--- Task instructions ---
Find the string "Loss" in the records. Copy every line it appears in.
+++++
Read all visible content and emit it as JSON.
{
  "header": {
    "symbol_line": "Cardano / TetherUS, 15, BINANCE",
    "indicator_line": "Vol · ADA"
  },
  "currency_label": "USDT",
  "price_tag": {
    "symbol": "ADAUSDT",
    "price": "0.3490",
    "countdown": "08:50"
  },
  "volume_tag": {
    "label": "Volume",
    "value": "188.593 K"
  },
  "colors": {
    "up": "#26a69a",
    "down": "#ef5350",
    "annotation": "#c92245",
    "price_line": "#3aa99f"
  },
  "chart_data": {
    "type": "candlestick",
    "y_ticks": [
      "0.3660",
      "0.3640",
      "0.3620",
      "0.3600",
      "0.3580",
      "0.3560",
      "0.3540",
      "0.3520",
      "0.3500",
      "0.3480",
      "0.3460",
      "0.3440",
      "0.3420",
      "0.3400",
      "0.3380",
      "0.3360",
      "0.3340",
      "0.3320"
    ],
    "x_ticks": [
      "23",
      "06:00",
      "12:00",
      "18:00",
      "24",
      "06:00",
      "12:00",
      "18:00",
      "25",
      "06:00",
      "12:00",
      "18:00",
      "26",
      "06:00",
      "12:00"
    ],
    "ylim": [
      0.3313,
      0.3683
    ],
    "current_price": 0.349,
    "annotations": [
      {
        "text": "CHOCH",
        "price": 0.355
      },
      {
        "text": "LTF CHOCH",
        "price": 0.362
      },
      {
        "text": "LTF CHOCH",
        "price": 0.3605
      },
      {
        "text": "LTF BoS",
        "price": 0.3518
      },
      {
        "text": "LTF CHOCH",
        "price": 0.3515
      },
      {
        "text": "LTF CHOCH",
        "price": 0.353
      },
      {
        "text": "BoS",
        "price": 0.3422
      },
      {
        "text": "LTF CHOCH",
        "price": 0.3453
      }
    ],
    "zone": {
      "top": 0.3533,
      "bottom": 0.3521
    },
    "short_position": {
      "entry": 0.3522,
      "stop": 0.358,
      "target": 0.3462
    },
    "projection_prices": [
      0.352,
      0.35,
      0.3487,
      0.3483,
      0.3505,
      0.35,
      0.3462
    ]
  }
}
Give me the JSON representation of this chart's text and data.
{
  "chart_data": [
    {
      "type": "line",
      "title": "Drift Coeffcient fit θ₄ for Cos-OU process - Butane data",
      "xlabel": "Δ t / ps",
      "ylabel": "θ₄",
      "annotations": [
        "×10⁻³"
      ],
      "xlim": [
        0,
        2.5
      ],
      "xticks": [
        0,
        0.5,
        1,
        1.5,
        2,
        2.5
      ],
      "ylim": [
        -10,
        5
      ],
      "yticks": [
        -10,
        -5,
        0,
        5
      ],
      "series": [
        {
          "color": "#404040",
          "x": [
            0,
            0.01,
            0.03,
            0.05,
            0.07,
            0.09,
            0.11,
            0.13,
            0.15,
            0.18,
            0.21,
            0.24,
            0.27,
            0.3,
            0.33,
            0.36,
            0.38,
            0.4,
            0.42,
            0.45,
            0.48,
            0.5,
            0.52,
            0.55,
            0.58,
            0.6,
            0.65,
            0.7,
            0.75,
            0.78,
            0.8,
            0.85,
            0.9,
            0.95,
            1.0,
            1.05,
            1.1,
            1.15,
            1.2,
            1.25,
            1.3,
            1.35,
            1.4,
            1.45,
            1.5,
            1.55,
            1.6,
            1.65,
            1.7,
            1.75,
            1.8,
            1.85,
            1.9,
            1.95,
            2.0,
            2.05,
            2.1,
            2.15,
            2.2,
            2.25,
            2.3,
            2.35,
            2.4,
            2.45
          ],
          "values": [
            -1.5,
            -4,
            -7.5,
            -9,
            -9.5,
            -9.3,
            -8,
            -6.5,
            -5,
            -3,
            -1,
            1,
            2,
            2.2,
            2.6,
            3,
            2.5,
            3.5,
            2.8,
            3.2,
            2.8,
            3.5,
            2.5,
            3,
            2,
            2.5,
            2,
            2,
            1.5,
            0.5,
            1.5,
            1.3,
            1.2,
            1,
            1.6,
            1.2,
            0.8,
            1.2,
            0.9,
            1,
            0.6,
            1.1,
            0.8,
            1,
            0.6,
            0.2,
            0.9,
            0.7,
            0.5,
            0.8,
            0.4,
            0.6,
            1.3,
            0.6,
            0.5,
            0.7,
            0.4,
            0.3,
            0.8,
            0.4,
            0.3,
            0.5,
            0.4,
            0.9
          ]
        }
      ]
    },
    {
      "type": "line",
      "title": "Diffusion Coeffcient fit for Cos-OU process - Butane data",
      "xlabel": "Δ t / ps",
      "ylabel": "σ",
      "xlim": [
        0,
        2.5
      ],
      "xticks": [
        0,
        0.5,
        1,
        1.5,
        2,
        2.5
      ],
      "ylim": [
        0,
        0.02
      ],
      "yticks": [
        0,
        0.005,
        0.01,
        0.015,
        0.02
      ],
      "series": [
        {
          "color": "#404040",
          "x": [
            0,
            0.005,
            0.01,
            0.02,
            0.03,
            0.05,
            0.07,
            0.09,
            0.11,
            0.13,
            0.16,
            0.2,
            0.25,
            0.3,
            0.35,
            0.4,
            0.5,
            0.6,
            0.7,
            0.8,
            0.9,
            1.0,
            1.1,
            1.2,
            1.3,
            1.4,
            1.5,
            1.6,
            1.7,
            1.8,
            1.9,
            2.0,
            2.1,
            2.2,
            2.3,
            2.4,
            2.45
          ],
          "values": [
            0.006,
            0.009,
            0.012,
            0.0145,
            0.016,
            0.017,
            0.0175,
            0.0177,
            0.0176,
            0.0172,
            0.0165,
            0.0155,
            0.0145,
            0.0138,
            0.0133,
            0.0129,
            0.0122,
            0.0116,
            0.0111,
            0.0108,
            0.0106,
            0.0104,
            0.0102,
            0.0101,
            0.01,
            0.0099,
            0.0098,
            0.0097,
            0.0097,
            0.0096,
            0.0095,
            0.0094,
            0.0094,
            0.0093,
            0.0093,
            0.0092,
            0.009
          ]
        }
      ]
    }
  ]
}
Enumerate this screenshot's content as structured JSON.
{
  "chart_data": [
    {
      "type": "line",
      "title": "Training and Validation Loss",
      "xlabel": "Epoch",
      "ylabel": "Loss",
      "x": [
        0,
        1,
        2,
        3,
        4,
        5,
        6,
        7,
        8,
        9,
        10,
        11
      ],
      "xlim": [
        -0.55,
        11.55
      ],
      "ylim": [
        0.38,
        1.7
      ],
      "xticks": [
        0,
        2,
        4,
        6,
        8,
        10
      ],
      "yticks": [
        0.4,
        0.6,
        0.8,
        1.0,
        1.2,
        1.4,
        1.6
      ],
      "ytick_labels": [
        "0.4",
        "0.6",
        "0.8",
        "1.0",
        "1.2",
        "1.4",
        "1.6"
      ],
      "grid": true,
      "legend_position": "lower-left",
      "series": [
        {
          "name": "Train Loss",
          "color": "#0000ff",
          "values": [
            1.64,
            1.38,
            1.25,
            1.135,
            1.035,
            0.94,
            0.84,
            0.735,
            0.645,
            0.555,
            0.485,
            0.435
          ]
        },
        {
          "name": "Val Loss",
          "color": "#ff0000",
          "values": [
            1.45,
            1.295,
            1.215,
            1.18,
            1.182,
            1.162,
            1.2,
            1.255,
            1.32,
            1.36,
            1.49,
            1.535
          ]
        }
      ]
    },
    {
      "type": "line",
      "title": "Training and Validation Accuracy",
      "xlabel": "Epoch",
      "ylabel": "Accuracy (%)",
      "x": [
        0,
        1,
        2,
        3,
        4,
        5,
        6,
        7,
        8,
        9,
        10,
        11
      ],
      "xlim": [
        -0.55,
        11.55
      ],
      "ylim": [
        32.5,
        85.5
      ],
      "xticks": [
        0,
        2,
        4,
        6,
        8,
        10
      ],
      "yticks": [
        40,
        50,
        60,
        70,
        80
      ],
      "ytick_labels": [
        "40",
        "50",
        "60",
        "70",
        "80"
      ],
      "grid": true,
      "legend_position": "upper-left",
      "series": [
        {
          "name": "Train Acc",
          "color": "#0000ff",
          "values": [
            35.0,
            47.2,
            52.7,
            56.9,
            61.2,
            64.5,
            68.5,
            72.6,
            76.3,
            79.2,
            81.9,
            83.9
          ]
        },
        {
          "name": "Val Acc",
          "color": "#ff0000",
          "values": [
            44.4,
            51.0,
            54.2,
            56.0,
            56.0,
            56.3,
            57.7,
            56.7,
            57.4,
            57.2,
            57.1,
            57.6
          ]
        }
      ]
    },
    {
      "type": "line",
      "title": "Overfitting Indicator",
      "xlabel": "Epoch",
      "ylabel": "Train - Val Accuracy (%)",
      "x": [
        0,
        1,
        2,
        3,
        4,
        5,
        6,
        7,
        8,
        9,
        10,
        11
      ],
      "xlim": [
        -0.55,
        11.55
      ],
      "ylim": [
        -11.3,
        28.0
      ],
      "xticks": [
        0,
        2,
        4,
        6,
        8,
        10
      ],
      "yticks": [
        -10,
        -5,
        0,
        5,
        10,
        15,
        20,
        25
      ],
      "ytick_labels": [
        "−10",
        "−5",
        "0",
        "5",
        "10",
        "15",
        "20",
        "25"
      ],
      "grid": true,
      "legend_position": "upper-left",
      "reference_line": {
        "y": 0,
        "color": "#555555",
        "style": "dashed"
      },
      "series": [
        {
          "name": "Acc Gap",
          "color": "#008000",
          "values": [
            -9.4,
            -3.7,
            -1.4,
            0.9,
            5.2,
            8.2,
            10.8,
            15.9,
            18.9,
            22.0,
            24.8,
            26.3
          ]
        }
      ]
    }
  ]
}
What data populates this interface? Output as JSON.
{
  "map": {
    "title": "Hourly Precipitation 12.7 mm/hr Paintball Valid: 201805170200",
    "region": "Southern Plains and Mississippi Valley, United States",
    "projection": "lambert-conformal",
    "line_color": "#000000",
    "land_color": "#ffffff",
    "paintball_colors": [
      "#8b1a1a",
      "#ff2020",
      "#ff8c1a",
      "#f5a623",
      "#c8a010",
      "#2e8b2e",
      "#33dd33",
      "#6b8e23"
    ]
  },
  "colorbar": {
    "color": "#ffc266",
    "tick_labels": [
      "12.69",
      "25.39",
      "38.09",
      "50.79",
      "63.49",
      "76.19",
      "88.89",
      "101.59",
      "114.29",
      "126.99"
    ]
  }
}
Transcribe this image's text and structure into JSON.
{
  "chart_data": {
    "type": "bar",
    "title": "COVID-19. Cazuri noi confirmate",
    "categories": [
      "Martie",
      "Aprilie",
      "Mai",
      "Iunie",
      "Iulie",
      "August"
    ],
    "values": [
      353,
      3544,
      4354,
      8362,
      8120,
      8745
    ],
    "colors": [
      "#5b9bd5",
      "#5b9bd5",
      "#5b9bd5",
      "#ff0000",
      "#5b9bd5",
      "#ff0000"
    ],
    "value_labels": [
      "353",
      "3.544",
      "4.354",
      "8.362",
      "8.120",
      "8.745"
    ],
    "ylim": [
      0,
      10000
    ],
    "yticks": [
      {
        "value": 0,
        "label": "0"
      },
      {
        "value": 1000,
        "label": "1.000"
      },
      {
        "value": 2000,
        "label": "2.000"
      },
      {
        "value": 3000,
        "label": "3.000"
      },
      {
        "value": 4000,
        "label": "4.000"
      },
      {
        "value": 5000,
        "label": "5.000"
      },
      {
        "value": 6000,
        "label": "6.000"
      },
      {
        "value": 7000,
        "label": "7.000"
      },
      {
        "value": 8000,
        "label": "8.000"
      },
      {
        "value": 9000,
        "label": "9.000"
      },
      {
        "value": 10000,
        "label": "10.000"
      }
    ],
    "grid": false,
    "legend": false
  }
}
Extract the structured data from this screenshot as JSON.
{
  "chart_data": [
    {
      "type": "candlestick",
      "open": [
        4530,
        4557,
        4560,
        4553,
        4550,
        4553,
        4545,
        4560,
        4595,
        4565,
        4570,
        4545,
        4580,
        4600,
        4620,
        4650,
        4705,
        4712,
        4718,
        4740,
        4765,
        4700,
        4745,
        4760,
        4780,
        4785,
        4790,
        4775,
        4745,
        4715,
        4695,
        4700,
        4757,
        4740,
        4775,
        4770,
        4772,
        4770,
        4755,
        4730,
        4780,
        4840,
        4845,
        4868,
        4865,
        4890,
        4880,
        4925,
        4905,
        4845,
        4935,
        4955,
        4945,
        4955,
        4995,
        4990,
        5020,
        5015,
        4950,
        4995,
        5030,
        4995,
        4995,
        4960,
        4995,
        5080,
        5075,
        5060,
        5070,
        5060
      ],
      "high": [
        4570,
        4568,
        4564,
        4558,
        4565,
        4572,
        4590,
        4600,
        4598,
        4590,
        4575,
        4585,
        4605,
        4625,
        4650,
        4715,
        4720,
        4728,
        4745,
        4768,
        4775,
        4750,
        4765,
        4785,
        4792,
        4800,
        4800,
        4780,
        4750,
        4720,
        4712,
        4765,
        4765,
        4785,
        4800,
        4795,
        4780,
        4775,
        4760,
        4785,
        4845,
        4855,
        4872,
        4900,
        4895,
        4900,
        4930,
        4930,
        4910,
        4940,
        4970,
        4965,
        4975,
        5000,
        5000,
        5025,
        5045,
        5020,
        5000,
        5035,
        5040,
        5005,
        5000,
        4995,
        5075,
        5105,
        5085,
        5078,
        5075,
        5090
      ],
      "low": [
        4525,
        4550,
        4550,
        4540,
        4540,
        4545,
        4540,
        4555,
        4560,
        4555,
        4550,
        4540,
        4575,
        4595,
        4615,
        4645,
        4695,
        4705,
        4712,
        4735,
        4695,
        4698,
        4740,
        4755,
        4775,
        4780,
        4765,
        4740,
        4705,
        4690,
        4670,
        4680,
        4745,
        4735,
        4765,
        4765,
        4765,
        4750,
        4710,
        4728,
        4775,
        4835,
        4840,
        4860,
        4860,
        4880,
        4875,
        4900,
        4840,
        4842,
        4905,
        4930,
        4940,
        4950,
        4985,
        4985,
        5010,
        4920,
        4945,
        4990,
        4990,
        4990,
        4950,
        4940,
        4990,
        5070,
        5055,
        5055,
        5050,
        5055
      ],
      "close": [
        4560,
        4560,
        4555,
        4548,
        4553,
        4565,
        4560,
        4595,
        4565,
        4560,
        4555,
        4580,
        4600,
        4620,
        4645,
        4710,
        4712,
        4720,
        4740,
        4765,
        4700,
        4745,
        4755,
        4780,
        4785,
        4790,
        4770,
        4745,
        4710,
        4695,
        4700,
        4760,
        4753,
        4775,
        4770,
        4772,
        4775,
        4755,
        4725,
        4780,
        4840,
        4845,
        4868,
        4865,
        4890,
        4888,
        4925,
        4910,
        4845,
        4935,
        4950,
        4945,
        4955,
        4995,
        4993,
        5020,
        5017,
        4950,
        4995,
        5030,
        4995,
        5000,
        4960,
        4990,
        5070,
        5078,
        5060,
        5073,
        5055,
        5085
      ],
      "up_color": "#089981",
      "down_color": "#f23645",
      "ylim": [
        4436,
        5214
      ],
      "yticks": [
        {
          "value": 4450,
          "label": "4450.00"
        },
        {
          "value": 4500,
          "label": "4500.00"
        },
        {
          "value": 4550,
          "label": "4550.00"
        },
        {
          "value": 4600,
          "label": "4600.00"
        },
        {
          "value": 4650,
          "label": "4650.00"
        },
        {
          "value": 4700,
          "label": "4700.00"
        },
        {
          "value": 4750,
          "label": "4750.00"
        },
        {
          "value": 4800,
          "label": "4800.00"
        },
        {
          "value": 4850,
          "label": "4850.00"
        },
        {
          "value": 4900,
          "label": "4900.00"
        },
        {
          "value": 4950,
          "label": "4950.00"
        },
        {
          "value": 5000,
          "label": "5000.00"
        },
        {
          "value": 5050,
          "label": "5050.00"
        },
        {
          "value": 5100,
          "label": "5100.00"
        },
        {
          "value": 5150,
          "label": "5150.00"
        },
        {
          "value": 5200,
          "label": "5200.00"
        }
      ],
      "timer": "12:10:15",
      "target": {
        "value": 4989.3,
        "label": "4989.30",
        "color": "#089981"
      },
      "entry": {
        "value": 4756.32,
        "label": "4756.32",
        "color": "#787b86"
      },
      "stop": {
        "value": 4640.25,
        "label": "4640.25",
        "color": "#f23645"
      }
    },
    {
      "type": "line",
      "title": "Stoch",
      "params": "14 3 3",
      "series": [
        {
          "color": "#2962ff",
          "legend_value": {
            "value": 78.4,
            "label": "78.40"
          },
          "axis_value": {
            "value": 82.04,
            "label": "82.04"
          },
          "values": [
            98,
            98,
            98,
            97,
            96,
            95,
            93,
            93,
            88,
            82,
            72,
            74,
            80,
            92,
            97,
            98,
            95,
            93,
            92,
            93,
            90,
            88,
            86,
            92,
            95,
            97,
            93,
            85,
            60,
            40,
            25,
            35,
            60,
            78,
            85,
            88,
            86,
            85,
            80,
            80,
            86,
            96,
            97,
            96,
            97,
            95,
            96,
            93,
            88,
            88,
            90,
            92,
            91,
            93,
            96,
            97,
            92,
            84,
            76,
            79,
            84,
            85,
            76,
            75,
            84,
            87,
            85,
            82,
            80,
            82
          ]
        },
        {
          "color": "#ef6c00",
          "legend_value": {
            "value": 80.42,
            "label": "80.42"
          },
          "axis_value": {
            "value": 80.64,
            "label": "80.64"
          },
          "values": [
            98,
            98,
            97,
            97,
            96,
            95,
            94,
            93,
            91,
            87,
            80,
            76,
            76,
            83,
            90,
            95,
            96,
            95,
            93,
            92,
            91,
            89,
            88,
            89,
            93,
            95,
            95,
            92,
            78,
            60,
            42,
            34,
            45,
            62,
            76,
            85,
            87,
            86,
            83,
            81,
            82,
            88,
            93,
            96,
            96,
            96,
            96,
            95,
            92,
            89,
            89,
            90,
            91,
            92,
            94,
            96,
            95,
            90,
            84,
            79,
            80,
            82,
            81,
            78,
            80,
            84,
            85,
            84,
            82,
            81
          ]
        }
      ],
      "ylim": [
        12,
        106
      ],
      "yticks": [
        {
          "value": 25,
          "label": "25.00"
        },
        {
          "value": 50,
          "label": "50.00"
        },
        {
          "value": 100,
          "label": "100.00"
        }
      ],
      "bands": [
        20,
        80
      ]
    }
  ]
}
+++++
--- Response to this exercise ---
      "title": "Training and Validation Loss",
      "ylabel": "Loss",
          "name": "Train Loss",
          "name": "Val Loss",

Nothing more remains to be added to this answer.